# TASK REQUIREMENTS:
From the listing below, copy every line with the word "impact".

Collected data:

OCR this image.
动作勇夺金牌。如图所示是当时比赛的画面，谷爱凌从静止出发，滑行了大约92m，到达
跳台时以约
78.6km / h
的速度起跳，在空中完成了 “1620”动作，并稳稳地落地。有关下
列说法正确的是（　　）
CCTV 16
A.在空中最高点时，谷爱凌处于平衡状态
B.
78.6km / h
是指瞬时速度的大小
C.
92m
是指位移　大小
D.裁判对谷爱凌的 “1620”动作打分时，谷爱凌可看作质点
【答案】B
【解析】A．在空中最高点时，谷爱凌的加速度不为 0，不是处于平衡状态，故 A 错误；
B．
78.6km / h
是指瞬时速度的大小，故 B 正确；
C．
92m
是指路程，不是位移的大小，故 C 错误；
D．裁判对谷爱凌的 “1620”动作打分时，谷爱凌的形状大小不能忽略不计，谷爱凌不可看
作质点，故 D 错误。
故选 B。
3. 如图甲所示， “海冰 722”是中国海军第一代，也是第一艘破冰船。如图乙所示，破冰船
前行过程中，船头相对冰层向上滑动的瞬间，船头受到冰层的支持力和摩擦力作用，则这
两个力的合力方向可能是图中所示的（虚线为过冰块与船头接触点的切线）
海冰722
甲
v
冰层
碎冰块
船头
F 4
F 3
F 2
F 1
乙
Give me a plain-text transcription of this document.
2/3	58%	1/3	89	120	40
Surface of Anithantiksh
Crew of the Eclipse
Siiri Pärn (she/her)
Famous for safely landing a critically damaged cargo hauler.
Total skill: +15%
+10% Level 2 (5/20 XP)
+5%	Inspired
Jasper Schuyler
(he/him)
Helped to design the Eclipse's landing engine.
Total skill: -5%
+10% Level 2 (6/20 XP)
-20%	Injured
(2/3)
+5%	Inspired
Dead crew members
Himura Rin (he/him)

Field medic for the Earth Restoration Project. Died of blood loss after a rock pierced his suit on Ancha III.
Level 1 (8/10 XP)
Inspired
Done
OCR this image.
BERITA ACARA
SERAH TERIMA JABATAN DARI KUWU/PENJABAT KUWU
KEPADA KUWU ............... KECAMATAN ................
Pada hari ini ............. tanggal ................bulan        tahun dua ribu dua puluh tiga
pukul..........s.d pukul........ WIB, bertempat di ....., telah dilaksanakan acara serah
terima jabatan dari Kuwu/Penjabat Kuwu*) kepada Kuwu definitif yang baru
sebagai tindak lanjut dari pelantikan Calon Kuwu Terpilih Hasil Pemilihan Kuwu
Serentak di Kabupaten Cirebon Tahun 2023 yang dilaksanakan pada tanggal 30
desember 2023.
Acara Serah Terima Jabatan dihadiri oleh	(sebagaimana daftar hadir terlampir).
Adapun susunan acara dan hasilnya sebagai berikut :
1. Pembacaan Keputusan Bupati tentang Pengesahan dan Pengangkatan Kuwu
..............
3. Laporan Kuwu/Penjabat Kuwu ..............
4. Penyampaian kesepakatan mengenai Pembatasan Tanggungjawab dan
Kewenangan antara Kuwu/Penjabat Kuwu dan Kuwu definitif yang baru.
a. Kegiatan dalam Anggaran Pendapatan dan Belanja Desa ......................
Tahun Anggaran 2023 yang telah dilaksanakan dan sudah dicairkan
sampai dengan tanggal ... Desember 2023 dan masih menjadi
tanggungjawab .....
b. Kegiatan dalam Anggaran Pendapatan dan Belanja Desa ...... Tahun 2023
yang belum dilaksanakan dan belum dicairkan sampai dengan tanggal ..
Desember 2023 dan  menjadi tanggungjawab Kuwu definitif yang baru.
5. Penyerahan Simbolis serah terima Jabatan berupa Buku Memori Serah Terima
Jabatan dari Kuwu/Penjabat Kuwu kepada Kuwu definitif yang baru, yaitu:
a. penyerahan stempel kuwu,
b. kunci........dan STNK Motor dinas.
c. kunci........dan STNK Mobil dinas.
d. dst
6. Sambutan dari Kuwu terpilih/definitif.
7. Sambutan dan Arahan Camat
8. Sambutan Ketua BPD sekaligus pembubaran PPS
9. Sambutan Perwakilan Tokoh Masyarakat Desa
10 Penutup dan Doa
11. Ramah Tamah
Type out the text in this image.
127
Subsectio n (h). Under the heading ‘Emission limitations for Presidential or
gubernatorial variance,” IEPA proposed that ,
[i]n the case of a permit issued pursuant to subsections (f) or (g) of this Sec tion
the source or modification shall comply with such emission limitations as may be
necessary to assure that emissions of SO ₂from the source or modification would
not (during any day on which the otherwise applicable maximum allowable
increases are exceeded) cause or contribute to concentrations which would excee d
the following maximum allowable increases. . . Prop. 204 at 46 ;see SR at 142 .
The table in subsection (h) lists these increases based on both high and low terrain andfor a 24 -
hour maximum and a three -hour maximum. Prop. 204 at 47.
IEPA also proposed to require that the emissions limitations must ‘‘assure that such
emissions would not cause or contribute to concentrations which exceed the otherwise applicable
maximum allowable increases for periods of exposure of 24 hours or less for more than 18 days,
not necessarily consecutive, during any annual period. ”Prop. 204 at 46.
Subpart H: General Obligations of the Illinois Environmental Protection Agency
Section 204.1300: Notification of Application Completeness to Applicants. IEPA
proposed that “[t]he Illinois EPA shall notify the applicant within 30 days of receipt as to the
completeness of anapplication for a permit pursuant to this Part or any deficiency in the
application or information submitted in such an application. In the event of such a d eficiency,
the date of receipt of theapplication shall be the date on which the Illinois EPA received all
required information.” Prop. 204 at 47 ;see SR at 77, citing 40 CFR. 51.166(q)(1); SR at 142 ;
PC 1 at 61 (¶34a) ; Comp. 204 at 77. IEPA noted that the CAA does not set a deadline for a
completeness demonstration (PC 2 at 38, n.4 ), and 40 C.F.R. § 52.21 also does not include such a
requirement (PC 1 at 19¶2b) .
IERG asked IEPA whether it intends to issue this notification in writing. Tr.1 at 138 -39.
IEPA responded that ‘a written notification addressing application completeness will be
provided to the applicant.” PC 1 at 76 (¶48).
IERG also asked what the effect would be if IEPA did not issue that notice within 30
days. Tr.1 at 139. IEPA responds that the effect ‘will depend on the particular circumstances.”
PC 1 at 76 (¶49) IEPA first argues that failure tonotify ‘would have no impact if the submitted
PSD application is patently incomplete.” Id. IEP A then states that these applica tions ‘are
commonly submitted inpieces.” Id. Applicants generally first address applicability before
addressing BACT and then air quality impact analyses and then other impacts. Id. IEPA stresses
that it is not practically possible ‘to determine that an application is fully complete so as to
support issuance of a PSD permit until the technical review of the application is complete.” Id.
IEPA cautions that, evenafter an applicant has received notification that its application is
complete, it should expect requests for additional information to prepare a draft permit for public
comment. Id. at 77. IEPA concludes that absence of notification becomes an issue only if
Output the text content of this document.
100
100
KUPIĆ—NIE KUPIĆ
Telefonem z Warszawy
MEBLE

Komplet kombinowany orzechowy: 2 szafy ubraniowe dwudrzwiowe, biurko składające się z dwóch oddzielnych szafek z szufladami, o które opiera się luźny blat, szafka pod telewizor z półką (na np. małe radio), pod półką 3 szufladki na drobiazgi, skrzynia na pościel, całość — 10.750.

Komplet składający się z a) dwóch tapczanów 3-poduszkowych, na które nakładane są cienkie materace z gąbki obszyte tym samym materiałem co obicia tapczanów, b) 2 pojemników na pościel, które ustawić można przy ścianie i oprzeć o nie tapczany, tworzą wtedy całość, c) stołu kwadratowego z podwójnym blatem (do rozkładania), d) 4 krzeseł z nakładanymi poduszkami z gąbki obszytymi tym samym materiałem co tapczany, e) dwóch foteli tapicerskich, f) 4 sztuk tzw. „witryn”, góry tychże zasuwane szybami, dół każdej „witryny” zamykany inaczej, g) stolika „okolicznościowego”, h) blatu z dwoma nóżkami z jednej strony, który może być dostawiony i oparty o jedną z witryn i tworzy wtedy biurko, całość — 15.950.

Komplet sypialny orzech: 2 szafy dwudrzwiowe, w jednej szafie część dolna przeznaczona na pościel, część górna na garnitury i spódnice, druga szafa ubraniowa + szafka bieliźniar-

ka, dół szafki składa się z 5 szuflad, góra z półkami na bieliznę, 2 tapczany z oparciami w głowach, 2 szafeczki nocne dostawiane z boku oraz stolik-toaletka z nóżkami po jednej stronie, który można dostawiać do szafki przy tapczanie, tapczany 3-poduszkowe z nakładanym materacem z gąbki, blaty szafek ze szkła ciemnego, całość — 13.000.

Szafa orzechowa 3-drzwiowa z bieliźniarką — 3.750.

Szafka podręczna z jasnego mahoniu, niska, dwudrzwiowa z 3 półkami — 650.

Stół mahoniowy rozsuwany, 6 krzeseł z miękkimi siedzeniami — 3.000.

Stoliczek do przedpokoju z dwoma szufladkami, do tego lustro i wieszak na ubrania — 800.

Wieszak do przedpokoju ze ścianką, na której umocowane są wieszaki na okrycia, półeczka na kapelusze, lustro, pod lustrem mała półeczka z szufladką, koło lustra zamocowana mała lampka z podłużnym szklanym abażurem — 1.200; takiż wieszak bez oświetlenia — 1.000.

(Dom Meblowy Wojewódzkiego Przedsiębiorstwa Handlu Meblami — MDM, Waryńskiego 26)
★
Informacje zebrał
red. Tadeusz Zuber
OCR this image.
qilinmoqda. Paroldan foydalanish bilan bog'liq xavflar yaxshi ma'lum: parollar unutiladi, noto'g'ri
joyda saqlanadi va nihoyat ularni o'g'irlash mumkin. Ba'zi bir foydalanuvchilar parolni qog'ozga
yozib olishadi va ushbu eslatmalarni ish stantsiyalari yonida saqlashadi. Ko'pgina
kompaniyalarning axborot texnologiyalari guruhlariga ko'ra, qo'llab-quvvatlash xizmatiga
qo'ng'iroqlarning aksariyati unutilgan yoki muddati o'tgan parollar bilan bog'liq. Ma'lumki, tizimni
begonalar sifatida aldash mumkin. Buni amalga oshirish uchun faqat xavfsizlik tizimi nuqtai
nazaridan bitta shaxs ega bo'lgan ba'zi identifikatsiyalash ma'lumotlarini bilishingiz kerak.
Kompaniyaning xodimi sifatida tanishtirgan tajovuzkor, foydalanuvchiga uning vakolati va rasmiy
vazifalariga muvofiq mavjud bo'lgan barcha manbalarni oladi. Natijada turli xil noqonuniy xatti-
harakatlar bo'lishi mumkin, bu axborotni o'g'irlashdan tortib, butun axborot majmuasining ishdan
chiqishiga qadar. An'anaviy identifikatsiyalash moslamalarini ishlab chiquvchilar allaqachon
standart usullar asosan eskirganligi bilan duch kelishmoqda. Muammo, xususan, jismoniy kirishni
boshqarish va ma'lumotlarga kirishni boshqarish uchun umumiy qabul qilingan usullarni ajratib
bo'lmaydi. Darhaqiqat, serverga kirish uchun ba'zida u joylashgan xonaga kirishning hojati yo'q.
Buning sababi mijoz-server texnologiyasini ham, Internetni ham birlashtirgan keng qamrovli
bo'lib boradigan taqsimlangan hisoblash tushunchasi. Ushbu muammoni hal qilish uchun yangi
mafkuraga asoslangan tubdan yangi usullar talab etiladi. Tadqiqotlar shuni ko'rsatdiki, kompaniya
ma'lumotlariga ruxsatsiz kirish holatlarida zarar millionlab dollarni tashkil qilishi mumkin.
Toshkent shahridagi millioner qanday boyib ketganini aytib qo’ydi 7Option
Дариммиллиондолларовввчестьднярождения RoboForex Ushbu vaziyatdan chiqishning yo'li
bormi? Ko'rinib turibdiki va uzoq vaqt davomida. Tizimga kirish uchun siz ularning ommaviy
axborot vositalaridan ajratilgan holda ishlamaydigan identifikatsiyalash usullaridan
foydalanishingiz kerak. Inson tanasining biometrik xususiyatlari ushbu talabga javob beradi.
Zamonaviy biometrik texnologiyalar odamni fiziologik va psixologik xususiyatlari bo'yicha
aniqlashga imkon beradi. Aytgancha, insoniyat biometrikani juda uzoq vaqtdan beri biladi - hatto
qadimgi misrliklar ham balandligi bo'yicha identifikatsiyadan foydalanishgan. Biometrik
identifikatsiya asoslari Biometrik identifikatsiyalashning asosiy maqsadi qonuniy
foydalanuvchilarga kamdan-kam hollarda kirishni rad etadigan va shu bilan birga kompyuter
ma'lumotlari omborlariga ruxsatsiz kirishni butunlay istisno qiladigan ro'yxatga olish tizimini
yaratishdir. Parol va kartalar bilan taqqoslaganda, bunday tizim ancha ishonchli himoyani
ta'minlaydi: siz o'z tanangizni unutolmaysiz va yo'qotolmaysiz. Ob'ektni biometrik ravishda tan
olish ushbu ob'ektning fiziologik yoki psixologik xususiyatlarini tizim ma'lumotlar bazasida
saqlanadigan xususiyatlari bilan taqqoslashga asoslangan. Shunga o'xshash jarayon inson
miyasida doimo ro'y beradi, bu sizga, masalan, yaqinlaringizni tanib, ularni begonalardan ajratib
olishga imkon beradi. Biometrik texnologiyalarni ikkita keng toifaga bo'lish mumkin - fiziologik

# EXERCISE RESULT:
PC 1 at 76 (¶49) IEPA first argues that failure tonotify ‘would have no impact if the submitted
addressing BACT and then air quality impact analyses and then other impacts. Id. IEPA stresses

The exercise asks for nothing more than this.